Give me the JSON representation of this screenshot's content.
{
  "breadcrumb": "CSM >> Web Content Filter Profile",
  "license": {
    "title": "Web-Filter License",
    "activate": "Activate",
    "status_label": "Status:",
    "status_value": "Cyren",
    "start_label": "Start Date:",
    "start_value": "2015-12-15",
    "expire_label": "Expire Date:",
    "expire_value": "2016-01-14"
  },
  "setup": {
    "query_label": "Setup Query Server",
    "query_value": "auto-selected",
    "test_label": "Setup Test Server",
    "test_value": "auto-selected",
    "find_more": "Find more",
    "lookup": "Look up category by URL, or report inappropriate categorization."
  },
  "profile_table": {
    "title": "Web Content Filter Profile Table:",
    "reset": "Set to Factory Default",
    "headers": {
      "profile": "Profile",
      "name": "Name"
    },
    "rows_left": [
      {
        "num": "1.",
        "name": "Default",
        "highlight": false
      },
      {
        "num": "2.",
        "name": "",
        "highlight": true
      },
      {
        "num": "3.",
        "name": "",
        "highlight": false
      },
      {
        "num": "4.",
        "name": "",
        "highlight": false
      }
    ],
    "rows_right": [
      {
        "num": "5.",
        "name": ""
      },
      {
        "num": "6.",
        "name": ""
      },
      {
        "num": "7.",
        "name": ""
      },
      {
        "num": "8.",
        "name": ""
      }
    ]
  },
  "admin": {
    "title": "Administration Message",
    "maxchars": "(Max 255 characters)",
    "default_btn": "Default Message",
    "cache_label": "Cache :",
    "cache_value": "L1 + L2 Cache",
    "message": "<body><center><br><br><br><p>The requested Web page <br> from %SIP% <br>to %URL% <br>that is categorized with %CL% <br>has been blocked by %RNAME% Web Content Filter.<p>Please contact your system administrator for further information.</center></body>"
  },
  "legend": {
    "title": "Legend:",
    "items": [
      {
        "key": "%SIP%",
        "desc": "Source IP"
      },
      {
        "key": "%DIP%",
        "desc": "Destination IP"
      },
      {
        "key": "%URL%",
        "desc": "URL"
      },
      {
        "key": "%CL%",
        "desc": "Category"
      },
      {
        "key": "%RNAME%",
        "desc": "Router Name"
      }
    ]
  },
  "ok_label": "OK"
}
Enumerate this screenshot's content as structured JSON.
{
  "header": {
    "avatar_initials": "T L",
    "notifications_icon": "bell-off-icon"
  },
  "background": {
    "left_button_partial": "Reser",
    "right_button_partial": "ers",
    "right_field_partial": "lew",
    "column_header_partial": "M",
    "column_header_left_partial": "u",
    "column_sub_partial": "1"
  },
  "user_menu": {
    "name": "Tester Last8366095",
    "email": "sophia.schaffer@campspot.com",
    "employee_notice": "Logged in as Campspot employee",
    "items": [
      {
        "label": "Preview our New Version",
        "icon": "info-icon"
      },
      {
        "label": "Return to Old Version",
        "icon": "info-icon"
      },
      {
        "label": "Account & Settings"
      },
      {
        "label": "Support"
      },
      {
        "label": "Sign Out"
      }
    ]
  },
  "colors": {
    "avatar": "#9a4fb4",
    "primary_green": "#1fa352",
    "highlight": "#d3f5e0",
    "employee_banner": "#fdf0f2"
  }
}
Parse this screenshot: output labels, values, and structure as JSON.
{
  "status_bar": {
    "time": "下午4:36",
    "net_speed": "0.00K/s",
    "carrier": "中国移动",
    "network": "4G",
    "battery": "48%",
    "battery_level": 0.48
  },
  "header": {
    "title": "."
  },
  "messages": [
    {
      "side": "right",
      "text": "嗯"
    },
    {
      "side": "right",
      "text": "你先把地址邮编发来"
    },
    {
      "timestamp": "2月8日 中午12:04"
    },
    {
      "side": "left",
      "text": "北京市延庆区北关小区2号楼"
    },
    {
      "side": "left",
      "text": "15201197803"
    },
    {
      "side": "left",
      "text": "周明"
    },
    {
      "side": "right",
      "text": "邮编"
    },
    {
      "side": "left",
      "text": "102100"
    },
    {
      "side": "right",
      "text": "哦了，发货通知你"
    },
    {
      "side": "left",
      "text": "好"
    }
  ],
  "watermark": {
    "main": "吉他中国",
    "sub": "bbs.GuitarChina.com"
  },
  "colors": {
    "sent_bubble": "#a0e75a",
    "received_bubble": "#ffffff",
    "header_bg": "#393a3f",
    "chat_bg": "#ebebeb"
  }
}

◆ Goal of the exercise:
Repeat the entries above exactly, leaving nothing out.

◆ Result:
Give me the JSON representation of this screenshot's content.
{
  "breadcrumb": "CSM >> Web Content Filter Profile",
  "license": {
    "title": "Web-Filter License",
    "activate": "Activate",
    "status_label": "Status:",
    "status_value": "Cyren",
    "start_label": "Start Date:",
    "start_value": "2015-12-15",
    "expire_label": "Expire Date:",
    "expire_value": "2016-01-14"
  },
  "setup": {
    "query_label": "Setup Query Server",
    "query_value": "auto-selected",
    "test_label": "Setup Test Server",
    "test_value": "auto-selected",
    "find_more": "Find more",
    "lookup": "Look up category by URL, or report inappropriate categorization."
  },
  "profile_table": {
    "title": "Web Content Filter Profile Table:",
    "reset": "Set to Factory Default",
    "headers": {
      "profile": "Profile",
      "name": "Name"
    },
    "rows_left": [
      {
        "num": "1.",
        "name": "Default",
        "highlight": false
      },
      {
        "num": "2.",
        "name": "",
        "highlight": true
      },
      {
        "num": "3.",
        "name": "",
        "highlight": false
      },
      {
        "num": "4.",
        "name": "",
        "highlight": false
      }
    ],
    "rows_right": [
      {
        "num": "5.",
        "name": ""
      },
      {
        "num": "6.",
        "name": ""
      },
      {
        "num": "7.",
        "name": ""
      },
      {
        "num": "8.",
        "name": ""
      }
    ]
  },
  "admin": {
    "title": "Administration Message",
    "maxchars": "(Max 255 characters)",
    "default_btn": "Default Message",
    "cache_label": "Cache :",
    "cache_value": "L1 + L2 Cache",
    "message": "<body><center><br><br><br><p>The requested Web page <br> from %SIP% <br>to %URL% <br>that is categorized with %CL% <br>has been blocked by %RNAME% Web Content Filter.<p>Please contact your system administrator for further information.</center></body>"
  },
  "legend": {
    "title": "Legend:",
    "items": [
      {
        "key": "%SIP%",
        "desc": "Source IP"
      },
      {
        "key": "%DIP%",
        "desc": "Destination IP"
      },
      {
        "key": "%URL%",
        "desc": "URL"
      },
      {
        "key": "%CL%",
        "desc": "Category"
      },
      {
        "key": "%RNAME%",
        "desc": "Router Name"
      }
    ]
  },
  "ok_label": "OK"
}
Enumerate this screenshot's content as structured JSON.
{
  "header": {
    "avatar_initials": "T L",
    "notifications_icon": "bell-off-icon"
  },
  "background": {
    "left_button_partial": "Reser",
    "right_button_partial": "ers",
    "right_field_partial": "lew",
    "column_header_partial": "M",
    "column_header_left_partial": "u",
    "column_sub_partial": "1"
  },
  "user_menu": {
    "name": "Tester Last8366095",
    "email": "sophia.schaffer@campspot.com",
    "employee_notice": "Logged in as Campspot employee",
    "items": [
      {
        "label": "Preview our New Version",
        "icon": "info-icon"
      },
      {
        "label": "Return to Old Version",
        "icon": "info-icon"
      },
      {
        "label": "Account & Settings"
      },
      {
        "label": "Support"
      },
      {
        "label": "Sign Out"
      }
    ]
  },
  "colors": {
    "avatar": "#9a4fb4",
    "primary_green": "#1fa352",
    "highlight": "#d3f5e0",
    "employee_banner": "#fdf0f2"
  }
}
Parse this screenshot: output labels, values, and structure as JSON.
{
  "status_bar": {
    "time": "下午4:36",
    "net_speed": "0.00K/s",
    "carrier": "中国移动",
    "network": "4G",
    "battery": "48%",
    "battery_level": 0.48
  },
  "header": {
    "title": "."
  },
  "messages": [
    {
      "side": "right",
      "text": "嗯"
    },
    {
      "side": "right",
      "text": "你先把地址邮编发来"
    },
    {
      "timestamp": "2月8日 中午12:04"
    },
    {
      "side": "left",
      "text": "北京市延庆区北关小区2号楼"
    },
    {
      "side": "left",
      "text": "15201197803"
    },
    {
      "side": "left",
      "text": "周明"
    },
    {
      "side": "right",
      "text": "邮编"
    },
    {
      "side": "left",
      "text": "102100"
    },
    {
      "side": "right",
      "text": "哦了，发货通知你"
    },
    {
      "side": "left",
      "text": "好"
    }
  ],
  "watermark": {
    "main": "吉他中国",
    "sub": "bbs.GuitarChina.com"
  },
  "colors": {
    "sent_bubble": "#a0e75a",
    "received_bubble": "#ffffff",
    "header_bg": "#393a3f",
    "chat_bg": "#ebebeb"
  }
}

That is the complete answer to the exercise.